Task goal = Below are the records. Gather each line that holds "price".

Stored data

○ ○ ○

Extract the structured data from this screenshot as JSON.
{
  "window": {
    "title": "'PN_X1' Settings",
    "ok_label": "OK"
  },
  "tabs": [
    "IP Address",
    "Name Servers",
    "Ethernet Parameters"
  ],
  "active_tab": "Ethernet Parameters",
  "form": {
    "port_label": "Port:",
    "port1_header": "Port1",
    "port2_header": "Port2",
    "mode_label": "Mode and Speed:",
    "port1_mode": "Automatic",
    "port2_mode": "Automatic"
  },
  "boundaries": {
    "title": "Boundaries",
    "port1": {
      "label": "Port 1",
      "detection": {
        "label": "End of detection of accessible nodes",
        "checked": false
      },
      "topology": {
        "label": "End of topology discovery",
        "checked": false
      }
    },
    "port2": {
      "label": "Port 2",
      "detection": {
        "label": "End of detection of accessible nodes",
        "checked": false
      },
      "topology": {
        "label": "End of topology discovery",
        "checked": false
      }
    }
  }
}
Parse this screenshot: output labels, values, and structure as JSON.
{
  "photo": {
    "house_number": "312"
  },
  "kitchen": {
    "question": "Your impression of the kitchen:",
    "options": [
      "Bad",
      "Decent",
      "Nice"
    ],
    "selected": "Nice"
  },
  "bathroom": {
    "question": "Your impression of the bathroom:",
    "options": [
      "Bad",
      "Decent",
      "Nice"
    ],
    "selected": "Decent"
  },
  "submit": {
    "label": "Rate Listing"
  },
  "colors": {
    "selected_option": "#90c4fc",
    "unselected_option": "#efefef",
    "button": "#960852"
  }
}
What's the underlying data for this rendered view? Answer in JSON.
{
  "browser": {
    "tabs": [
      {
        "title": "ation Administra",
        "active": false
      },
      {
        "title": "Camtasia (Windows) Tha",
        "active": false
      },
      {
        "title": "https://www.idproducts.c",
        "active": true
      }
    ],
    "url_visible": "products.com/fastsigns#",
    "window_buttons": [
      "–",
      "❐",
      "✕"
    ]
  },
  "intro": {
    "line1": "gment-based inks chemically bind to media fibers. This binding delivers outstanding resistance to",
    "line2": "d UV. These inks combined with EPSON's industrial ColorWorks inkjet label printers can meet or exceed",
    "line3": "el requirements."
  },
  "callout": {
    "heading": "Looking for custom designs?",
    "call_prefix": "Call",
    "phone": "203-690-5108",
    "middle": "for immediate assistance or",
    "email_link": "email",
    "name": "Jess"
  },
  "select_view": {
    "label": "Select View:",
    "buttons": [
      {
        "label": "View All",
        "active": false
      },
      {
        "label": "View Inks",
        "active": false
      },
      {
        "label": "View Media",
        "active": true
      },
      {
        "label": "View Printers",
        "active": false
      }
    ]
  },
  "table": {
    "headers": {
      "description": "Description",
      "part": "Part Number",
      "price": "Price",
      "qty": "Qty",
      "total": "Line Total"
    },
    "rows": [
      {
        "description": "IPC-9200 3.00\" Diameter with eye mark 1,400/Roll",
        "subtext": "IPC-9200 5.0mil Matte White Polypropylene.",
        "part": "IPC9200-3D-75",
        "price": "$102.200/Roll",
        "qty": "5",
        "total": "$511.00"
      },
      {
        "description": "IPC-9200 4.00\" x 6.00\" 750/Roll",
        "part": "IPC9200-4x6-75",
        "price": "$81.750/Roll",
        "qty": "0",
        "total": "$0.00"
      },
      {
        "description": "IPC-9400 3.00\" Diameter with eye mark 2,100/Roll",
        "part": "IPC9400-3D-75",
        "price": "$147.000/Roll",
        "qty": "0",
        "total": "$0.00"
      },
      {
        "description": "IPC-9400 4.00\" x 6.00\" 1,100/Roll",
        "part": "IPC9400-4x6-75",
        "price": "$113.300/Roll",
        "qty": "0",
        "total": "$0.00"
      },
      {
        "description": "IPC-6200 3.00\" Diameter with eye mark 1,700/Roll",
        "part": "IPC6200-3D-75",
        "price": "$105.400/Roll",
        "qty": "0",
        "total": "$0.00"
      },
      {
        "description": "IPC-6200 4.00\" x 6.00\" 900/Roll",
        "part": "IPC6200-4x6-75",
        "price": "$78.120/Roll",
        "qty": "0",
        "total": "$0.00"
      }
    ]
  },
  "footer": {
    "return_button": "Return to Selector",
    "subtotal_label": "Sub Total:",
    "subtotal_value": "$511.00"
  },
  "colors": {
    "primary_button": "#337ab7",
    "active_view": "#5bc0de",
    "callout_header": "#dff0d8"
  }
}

○ ○ ○

Answer for the task =
      "price": "Price",
        "price": "$102.200/Roll",
        "price": "$81.750/Roll",
        "price": "$147.000/Roll",
        "price": "$113.300/Roll",
        "price": "$105.400/Roll",
        "price": "$78.120/Roll",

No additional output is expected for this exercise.